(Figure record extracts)

####################

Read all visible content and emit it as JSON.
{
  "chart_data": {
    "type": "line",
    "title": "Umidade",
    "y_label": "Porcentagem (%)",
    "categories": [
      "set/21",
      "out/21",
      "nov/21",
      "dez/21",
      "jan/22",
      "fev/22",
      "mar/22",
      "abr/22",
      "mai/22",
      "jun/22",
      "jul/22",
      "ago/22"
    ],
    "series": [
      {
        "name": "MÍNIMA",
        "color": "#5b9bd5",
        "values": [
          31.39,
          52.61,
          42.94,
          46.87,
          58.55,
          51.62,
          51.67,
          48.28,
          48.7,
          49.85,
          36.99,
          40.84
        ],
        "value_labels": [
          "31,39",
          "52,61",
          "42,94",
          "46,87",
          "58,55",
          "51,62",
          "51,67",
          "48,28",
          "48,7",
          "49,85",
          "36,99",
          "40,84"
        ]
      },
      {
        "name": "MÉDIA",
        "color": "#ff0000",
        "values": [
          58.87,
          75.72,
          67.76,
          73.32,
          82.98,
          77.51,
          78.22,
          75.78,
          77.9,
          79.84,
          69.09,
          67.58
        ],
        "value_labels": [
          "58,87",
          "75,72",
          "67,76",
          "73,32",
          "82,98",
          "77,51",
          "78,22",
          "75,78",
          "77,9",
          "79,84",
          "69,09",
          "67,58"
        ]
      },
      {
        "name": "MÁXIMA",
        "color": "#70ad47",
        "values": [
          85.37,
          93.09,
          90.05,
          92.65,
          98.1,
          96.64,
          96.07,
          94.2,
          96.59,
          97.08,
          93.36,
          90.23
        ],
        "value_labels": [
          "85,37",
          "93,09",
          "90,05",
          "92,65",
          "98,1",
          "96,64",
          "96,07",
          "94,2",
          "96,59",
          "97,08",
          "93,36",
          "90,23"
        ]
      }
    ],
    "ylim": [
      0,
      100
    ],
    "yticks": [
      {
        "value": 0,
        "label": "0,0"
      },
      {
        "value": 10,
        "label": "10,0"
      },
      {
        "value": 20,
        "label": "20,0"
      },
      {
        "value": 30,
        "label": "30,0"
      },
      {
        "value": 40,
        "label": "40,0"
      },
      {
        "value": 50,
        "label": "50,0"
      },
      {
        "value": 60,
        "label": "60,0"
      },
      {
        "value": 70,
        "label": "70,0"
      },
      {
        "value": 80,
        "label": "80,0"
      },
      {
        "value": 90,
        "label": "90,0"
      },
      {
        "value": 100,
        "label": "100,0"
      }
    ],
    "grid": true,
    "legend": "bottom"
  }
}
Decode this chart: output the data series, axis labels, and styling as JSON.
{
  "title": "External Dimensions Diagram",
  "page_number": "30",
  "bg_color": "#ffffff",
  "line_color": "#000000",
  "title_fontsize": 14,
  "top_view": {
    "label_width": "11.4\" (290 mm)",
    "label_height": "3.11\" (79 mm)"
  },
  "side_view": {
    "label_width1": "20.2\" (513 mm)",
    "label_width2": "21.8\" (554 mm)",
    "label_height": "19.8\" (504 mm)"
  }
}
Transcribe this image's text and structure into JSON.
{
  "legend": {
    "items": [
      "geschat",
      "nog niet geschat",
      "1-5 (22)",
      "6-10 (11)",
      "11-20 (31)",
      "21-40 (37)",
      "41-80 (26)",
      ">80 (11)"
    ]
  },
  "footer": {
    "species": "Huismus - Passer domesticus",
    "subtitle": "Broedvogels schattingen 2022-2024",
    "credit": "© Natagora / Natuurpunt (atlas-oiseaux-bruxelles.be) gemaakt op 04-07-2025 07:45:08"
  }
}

####################

▶ **Problem statement**
Retype all of the material above with every character intact.

▶ **Task answer**
Read all visible content and emit it as JSON.
{
  "chart_data": {
    "type": "line",
    "title": "Umidade",
    "y_label": "Porcentagem (%)",
    "categories": [
      "set/21",
      "out/21",
      "nov/21",
      "dez/21",
      "jan/22",
      "fev/22",
      "mar/22",
      "abr/22",
      "mai/22",
      "jun/22",
      "jul/22",
      "ago/22"
    ],
    "series": [
      {
        "name": "MÍNIMA",
        "color": "#5b9bd5",
        "values": [
          31.39,
          52.61,
          42.94,
          46.87,
          58.55,
          51.62,
          51.67,
          48.28,
          48.7,
          49.85,
          36.99,
          40.84
        ],
        "value_labels": [
          "31,39",
          "52,61",
          "42,94",
          "46,87",
          "58,55",
          "51,62",
          "51,67",
          "48,28",
          "48,7",
          "49,85",
          "36,99",
          "40,84"
        ]
      },
      {
        "name": "MÉDIA",
        "color": "#ff0000",
        "values": [
          58.87,
          75.72,
          67.76,
          73.32,
          82.98,
          77.51,
          78.22,
          75.78,
          77.9,
          79.84,
          69.09,
          67.58
        ],
        "value_labels": [
          "58,87",
          "75,72",
          "67,76",
          "73,32",
          "82,98",
          "77,51",
          "78,22",
          "75,78",
          "77,9",
          "79,84",
          "69,09",
          "67,58"
        ]
      },
      {
        "name": "MÁXIMA",
        "color": "#70ad47",
        "values": [
          85.37,
          93.09,
          90.05,
          92.65,
          98.1,
          96.64,
          96.07,
          94.2,
          96.59,
          97.08,
          93.36,
          90.23
        ],
        "value_labels": [
          "85,37",
          "93,09",
          "90,05",
          "92,65",
          "98,1",
          "96,64",
          "96,07",
          "94,2",
          "96,59",
          "97,08",
          "93,36",
          "90,23"
        ]
      }
    ],
    "ylim": [
      0,
      100
    ],
    "yticks": [
      {
        "value": 0,
        "label": "0,0"
      },
      {
        "value": 10,
        "label": "10,0"
      },
      {
        "value": 20,
        "label": "20,0"
      },
      {
        "value": 30,
        "label": "30,0"
      },
      {
        "value": 40,
        "label": "40,0"
      },
      {
        "value": 50,
        "label": "50,0"
      },
      {
        "value": 60,
        "label": "60,0"
      },
      {
        "value": 70,
        "label": "70,0"
      },
      {
        "value": 80,
        "label": "80,0"
      },
      {
        "value": 90,
        "label": "90,0"
      },
      {
        "value": 100,
        "label": "100,0"
      }
    ],
    "grid": true,
    "legend": "bottom"
  }
}
Decode this chart: output the data series, axis labels, and styling as JSON.
{
  "title": "External Dimensions Diagram",
  "page_number": "30",
  "bg_color": "#ffffff",
  "line_color": "#000000",
  "title_fontsize": 14,
  "top_view": {
    "label_width": "11.4\" (290 mm)",
    "label_height": "3.11\" (79 mm)"
  },
  "side_view": {
    "label_width1": "20.2\" (513 mm)",
    "label_width2": "21.8\" (554 mm)",
    "label_height": "19.8\" (504 mm)"
  }
}
Transcribe this image's text and structure into JSON.
{
  "legend": {
    "items": [
      "geschat",
      "nog niet geschat",
      "1-5 (22)",
      "6-10 (11)",
      "11-20 (31)",
      "21-40 (37)",
      "41-80 (26)",
      ">80 (11)"
    ]
  },
  "footer": {
    "species": "Huismus - Passer domesticus",
    "subtitle": "Broedvogels schattingen 2022-2024",
    "credit": "© Natagora / Natuurpunt (atlas-oiseaux-bruxelles.be) gemaakt op 04-07-2025 07:45:08"
  }
}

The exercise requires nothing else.